- [Directions for this task]: Pictures stay out of your copy, but everything else in the records below must be repeated exactly.

--- Start ---

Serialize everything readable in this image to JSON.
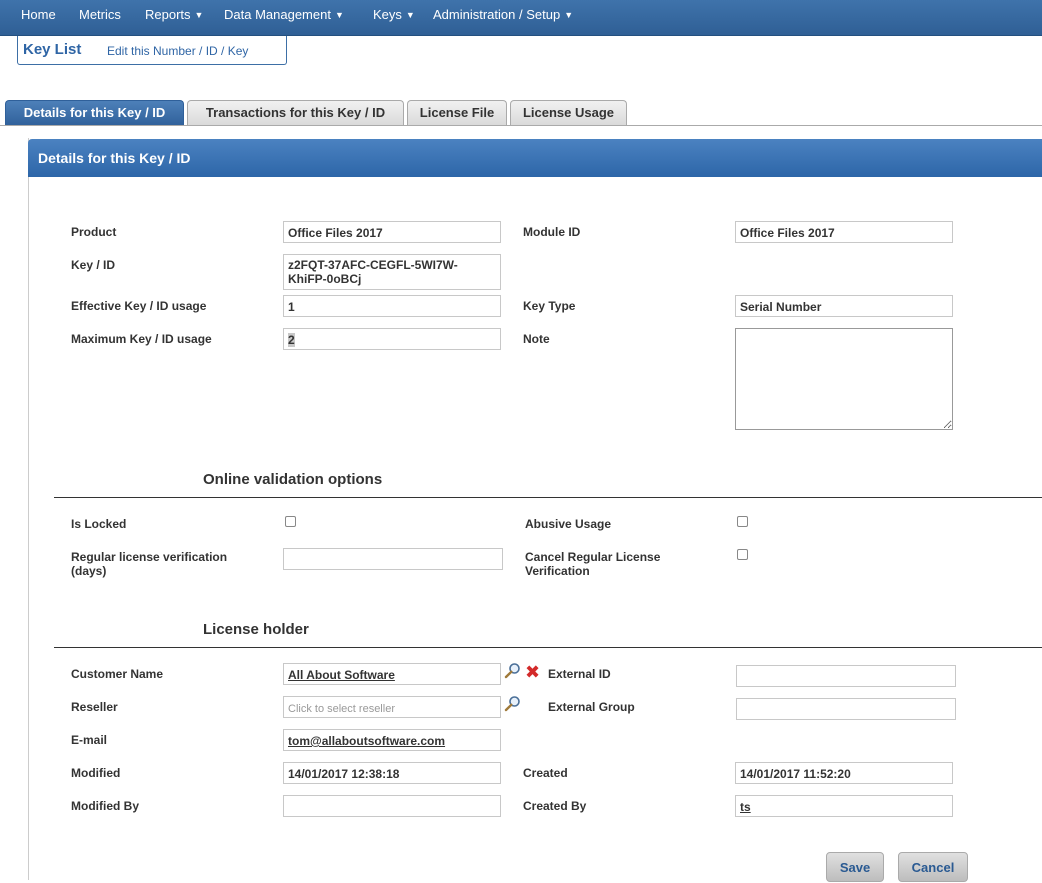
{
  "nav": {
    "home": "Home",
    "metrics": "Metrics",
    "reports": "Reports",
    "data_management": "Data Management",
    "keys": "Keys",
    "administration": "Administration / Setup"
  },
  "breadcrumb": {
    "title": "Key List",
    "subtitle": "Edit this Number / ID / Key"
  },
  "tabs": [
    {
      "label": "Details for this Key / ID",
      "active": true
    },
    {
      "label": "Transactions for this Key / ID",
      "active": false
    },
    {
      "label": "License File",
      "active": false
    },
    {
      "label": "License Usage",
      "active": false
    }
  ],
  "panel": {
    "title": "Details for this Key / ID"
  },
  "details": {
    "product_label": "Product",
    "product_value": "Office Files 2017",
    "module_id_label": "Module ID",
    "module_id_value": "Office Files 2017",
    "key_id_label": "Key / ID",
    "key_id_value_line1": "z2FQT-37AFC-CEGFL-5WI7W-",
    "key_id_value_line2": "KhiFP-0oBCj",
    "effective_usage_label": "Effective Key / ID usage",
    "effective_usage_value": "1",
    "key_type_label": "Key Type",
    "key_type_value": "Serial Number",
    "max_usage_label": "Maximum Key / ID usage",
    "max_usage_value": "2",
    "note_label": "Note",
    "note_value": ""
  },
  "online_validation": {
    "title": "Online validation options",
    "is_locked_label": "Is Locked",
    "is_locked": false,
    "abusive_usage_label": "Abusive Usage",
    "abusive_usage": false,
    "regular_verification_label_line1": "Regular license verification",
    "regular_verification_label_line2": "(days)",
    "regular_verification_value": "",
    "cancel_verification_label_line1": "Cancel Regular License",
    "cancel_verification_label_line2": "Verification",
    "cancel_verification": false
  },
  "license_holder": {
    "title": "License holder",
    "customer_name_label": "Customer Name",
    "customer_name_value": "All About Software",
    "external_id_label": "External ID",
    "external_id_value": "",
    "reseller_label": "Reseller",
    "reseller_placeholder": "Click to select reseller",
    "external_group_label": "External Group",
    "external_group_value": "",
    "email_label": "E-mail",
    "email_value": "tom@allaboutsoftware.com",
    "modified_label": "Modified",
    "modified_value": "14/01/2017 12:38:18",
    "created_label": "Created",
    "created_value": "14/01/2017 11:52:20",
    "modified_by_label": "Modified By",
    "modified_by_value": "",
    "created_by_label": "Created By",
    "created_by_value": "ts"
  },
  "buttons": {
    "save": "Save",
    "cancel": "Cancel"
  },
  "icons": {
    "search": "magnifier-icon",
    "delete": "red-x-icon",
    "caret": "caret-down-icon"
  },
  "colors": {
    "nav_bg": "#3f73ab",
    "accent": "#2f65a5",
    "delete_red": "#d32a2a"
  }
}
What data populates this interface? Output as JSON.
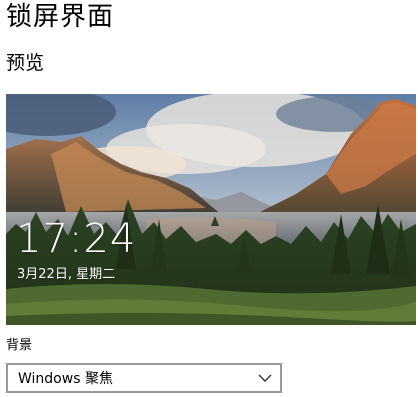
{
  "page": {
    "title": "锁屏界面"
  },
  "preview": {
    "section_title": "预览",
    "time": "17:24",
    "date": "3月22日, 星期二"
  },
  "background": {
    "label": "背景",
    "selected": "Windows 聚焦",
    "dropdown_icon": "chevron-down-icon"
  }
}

--- End ---

- [Answer below]:
Serialize everything readable in this image to JSON.
{
  "nav": {
    "home": "Home",
    "metrics": "Metrics",
    "reports": "Reports",
    "data_management": "Data Management",
    "keys": "Keys",
    "administration": "Administration / Setup"
  },
  "breadcrumb": {
    "title": "Key List",
    "subtitle": "Edit this Number / ID / Key"
  },
  "tabs": [
    {
      "label": "Details for this Key / ID",
      "active": true
    },
    {
      "label": "Transactions for this Key / ID",
      "active": false
    },
    {
      "label": "License File",
      "active": false
    },
    {
      "label": "License Usage",
      "active": false
    }
  ],
  "panel": {
    "title": "Details for this Key / ID"
  },
  "details": {
    "product_label": "Product",
    "product_value": "Office Files 2017",
    "module_id_label": "Module ID",
    "module_id_value": "Office Files 2017",
    "key_id_label": "Key / ID",
    "key_id_value_line1": "z2FQT-37AFC-CEGFL-5WI7W-",
    "key_id_value_line2": "KhiFP-0oBCj",
    "effective_usage_label": "Effective Key / ID usage",
    "effective_usage_value": "1",
    "key_type_label": "Key Type",
    "key_type_value": "Serial Number",
    "max_usage_label": "Maximum Key / ID usage",
    "max_usage_value": "2",
    "note_label": "Note",
    "note_value": ""
  },
  "online_validation": {
    "title": "Online validation options",
    "is_locked_label": "Is Locked",
    "is_locked": false,
    "abusive_usage_label": "Abusive Usage",
    "abusive_usage": false,
    "regular_verification_label_line1": "Regular license verification",
    "regular_verification_label_line2": "(days)",
    "regular_verification_value": "",
    "cancel_verification_label_line1": "Cancel Regular License",
    "cancel_verification_label_line2": "Verification",
    "cancel_verification": false
  },
  "license_holder": {
    "title": "License holder",
    "customer_name_label": "Customer Name",
    "customer_name_value": "All About Software",
    "external_id_label": "External ID",
    "external_id_value": "",
    "reseller_label": "Reseller",
    "reseller_placeholder": "Click to select reseller",
    "external_group_label": "External Group",
    "external_group_value": "",
    "email_label": "E-mail",
    "email_value": "tom@allaboutsoftware.com",
    "modified_label": "Modified",
    "modified_value": "14/01/2017 12:38:18",
    "created_label": "Created",
    "created_value": "14/01/2017 11:52:20",
    "modified_by_label": "Modified By",
    "modified_by_value": "",
    "created_by_label": "Created By",
    "created_by_value": "ts"
  },
  "buttons": {
    "save": "Save",
    "cancel": "Cancel"
  },
  "icons": {
    "search": "magnifier-icon",
    "delete": "red-x-icon",
    "caret": "caret-down-icon"
  },
  "colors": {
    "nav_bg": "#3f73ab",
    "accent": "#2f65a5",
    "delete_red": "#d32a2a"
  }
}
What data populates this interface? Output as JSON.
{
  "page": {
    "title": "锁屏界面"
  },
  "preview": {
    "section_title": "预览",
    "time": "17:24",
    "date": "3月22日, 星期二"
  },
  "background": {
    "label": "背景",
    "selected": "Windows 聚焦",
    "dropdown_icon": "chevron-down-icon"
  }
}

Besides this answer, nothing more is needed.